▶ **Short problem 1**:
Please print the listing below word for word, everything from its first line down to the line containing "comment-body-line: but hate", with both of those lines included.

▶ **Document text**:
To address the 'there are 50 genders' claim (and it's not 50 but 63 you biggot! :p), well there are several ways to tackle that one, first, we know that gender is 0.97 correlated with sex, so yeah, it's basically the same thing, you can scrap that since it describes the same thing in reality. Second, a story, a good story is supposed to help us navigate in the world, and yes, a good one will often be aligned with what we find in science: here the chromosomes XX and XY. Trying to change that one will only produce more harm and suffering in the world. Confusion for children and neurotic people, a kind of false god for the radical leftist activists that will eventually make them insane and ostracized by people who don't buy their story, which is like 95% of the population.

▶ **Provided material**:
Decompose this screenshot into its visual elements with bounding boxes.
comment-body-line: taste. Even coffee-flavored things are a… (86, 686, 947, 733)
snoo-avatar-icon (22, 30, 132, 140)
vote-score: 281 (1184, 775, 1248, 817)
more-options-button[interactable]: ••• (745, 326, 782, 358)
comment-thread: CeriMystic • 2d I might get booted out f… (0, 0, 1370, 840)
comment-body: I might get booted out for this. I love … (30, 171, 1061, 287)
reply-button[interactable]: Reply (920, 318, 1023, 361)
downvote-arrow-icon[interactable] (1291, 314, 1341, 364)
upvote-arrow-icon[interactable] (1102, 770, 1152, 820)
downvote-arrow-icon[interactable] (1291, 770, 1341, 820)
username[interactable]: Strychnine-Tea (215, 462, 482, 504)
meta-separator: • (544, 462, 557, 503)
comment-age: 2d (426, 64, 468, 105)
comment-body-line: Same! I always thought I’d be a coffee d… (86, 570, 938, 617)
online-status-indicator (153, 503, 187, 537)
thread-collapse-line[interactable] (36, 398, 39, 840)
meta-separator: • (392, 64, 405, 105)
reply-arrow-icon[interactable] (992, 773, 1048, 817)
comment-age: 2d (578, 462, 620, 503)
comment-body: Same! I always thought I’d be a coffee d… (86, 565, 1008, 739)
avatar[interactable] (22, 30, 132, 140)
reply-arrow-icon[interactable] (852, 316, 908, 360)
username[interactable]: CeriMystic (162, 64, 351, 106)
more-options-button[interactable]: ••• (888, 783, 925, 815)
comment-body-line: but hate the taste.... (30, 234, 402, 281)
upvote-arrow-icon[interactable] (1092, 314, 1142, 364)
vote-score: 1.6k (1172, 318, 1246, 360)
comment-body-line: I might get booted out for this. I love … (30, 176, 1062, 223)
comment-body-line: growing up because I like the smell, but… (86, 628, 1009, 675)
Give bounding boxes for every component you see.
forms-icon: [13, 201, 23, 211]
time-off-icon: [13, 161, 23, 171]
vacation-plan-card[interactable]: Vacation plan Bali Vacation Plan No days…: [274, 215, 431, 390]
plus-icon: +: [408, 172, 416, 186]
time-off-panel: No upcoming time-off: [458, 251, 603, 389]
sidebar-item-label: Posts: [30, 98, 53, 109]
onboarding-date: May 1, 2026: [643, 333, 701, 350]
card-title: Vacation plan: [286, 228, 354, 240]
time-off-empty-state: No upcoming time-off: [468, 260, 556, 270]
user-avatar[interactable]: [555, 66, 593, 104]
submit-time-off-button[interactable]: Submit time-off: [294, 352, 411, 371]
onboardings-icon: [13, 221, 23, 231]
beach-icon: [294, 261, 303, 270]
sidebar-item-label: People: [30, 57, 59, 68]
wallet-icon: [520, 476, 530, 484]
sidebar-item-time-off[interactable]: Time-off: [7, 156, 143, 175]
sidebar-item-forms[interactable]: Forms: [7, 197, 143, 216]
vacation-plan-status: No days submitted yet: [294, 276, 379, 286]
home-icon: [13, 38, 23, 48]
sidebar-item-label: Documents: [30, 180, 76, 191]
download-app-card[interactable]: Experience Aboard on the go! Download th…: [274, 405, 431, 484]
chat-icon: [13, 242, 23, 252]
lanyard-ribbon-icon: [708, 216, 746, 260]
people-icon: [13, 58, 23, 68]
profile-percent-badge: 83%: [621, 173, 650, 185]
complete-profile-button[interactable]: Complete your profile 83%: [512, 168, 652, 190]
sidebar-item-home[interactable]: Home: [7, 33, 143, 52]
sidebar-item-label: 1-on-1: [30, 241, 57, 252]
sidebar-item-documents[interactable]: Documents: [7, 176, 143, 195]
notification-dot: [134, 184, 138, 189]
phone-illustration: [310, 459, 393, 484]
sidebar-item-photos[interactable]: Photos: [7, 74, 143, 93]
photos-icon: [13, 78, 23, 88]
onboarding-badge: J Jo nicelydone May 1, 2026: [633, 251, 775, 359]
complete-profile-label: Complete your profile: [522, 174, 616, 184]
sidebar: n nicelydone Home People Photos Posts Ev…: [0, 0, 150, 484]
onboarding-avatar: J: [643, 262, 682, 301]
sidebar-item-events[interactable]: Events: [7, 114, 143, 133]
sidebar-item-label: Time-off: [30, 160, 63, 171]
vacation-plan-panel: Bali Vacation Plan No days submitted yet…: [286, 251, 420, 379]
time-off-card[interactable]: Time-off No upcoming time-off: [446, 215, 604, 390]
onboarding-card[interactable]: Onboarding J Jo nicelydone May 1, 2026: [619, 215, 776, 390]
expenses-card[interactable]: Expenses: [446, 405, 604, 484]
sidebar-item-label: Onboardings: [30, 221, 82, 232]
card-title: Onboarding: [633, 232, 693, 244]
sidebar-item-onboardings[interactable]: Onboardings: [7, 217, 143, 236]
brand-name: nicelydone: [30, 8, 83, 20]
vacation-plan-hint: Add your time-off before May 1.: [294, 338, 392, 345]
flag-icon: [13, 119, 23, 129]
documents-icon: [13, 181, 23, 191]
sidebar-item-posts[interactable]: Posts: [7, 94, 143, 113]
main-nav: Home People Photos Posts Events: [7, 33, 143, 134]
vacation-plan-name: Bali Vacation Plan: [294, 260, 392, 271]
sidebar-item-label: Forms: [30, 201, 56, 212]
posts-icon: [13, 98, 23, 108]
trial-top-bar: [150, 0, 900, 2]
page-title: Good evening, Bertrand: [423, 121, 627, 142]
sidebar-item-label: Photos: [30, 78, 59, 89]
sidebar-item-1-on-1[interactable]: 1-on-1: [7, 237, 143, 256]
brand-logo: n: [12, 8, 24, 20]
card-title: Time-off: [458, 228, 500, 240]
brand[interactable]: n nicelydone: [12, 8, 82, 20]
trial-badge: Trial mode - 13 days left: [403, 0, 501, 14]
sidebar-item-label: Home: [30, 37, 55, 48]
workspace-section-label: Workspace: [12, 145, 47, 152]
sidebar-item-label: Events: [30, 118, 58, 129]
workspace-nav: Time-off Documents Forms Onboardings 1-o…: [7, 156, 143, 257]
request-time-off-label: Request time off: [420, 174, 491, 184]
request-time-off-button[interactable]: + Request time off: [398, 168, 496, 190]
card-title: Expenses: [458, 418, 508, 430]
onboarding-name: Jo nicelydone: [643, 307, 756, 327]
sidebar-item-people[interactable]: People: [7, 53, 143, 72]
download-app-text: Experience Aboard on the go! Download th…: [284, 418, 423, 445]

▶ **Short problem 2**:
Which chromosomes does the post on gender name as what science shows?

▶ **Expected answer 1**:
Decompose this screenshot into its visual elements with bounding boxes.
comment-body-line: taste. Even coffee-flavored things are a… (86, 686, 947, 733)
snoo-avatar-icon (22, 30, 132, 140)
vote-score: 281 (1184, 775, 1248, 817)
more-options-button[interactable]: ••• (745, 326, 782, 358)
comment-thread: CeriMystic • 2d I might get booted out f… (0, 0, 1370, 840)
comment-body: I might get booted out for this. I love … (30, 171, 1061, 287)
reply-button[interactable]: Reply (920, 318, 1023, 361)
downvote-arrow-icon[interactable] (1291, 314, 1341, 364)
upvote-arrow-icon[interactable] (1102, 770, 1152, 820)
downvote-arrow-icon[interactable] (1291, 770, 1341, 820)
username[interactable]: Strychnine-Tea (215, 462, 482, 504)
meta-separator: • (544, 462, 557, 503)
comment-age: 2d (426, 64, 468, 105)
comment-body-line: Same! I always thought I’d be a coffee d… (86, 570, 938, 617)
online-status-indicator (153, 503, 187, 537)
thread-collapse-line[interactable] (36, 398, 39, 840)
meta-separator: • (392, 64, 405, 105)
reply-arrow-icon[interactable] (992, 773, 1048, 817)
comment-age: 2d (578, 462, 620, 503)
comment-body: Same! I always thought I’d be a coffee d… (86, 565, 1008, 739)
avatar[interactable] (22, 30, 132, 140)
reply-arrow-icon[interactable] (852, 316, 908, 360)
username[interactable]: CeriMystic (162, 64, 351, 106)
more-options-button[interactable]: ••• (888, 783, 925, 815)
comment-body-line: but hate the taste.... (30, 234, 402, 281)

▶ **Expected answer 2**:
XX and XY.